Data section

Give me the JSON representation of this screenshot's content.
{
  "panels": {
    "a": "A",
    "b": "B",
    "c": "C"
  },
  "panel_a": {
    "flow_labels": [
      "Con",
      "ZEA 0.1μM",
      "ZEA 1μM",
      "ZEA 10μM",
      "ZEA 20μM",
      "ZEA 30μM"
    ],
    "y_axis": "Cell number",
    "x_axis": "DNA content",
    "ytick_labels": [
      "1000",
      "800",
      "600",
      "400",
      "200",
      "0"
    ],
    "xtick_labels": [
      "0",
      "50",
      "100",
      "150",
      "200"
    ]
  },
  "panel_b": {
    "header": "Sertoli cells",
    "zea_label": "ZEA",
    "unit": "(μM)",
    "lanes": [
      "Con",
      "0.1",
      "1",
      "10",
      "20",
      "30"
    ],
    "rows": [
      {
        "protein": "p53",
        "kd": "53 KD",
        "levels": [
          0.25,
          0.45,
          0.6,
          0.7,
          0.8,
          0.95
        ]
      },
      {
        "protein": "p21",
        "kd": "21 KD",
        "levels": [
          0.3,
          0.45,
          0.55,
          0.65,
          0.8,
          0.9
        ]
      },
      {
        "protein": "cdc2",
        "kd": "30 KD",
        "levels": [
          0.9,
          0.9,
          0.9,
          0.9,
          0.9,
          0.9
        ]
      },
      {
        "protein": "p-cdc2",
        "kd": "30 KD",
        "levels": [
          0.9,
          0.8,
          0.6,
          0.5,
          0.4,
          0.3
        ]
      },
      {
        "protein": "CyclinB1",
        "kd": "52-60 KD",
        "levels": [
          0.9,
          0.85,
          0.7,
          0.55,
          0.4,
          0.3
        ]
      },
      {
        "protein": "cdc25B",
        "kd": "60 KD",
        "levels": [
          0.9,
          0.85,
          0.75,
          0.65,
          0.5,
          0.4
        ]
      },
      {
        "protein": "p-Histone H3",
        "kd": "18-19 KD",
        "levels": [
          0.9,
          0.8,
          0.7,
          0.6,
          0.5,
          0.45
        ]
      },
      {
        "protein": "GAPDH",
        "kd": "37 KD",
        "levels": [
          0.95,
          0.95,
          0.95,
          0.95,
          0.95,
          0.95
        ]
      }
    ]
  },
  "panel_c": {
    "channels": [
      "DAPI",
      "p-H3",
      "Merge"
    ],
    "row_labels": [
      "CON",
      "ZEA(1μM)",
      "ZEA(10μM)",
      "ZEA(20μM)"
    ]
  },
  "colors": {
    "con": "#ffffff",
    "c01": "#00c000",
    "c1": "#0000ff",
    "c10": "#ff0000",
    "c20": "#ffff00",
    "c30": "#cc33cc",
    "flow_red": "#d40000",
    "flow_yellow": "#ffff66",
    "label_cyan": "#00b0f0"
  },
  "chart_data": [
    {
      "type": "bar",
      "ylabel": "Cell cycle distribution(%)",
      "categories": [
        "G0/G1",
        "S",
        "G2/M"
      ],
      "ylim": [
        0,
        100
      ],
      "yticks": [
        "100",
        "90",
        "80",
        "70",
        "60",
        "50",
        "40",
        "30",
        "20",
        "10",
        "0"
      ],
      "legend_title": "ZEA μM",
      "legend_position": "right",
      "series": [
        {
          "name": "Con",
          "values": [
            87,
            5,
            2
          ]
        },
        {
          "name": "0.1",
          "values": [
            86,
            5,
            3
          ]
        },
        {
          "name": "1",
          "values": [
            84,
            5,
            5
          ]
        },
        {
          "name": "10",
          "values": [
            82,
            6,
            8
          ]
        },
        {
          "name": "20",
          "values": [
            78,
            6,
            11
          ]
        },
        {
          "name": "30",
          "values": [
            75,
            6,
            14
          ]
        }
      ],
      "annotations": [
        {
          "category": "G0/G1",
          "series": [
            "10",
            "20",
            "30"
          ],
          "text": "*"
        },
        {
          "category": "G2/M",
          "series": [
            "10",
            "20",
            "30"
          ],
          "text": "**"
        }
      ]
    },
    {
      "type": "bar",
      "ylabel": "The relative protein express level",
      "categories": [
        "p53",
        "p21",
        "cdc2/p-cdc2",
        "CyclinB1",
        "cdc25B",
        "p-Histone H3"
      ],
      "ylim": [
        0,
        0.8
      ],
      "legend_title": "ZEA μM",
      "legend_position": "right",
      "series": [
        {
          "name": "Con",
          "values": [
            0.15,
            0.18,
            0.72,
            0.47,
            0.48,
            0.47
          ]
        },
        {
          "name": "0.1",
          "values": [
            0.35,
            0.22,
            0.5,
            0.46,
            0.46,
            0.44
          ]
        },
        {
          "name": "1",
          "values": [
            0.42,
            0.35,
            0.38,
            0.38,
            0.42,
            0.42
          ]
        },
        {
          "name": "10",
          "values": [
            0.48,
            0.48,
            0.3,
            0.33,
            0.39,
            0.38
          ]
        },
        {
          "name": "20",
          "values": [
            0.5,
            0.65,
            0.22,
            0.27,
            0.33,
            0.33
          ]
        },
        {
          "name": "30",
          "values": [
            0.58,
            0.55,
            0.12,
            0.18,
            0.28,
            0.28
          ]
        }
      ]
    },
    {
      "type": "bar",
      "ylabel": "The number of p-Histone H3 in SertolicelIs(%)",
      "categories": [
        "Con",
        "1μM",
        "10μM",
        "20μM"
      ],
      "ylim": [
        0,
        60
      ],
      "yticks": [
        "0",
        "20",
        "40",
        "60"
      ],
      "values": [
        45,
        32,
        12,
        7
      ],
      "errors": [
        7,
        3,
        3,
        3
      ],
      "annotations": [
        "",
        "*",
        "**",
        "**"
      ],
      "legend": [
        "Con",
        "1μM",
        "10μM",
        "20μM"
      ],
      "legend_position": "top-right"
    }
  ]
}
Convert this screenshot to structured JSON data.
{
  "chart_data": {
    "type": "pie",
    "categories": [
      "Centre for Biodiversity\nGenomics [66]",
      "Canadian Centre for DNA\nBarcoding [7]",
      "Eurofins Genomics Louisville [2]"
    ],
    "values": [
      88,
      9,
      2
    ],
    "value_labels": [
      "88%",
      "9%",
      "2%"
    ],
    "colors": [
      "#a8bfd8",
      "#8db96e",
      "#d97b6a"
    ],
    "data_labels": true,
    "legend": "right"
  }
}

The task
Check each line above for the string "right" and show the ones that have it.

Exercise response
      "legend_position": "right",
      "legend_position": "right",
      "legend_position": "top-right"
    "legend": "right"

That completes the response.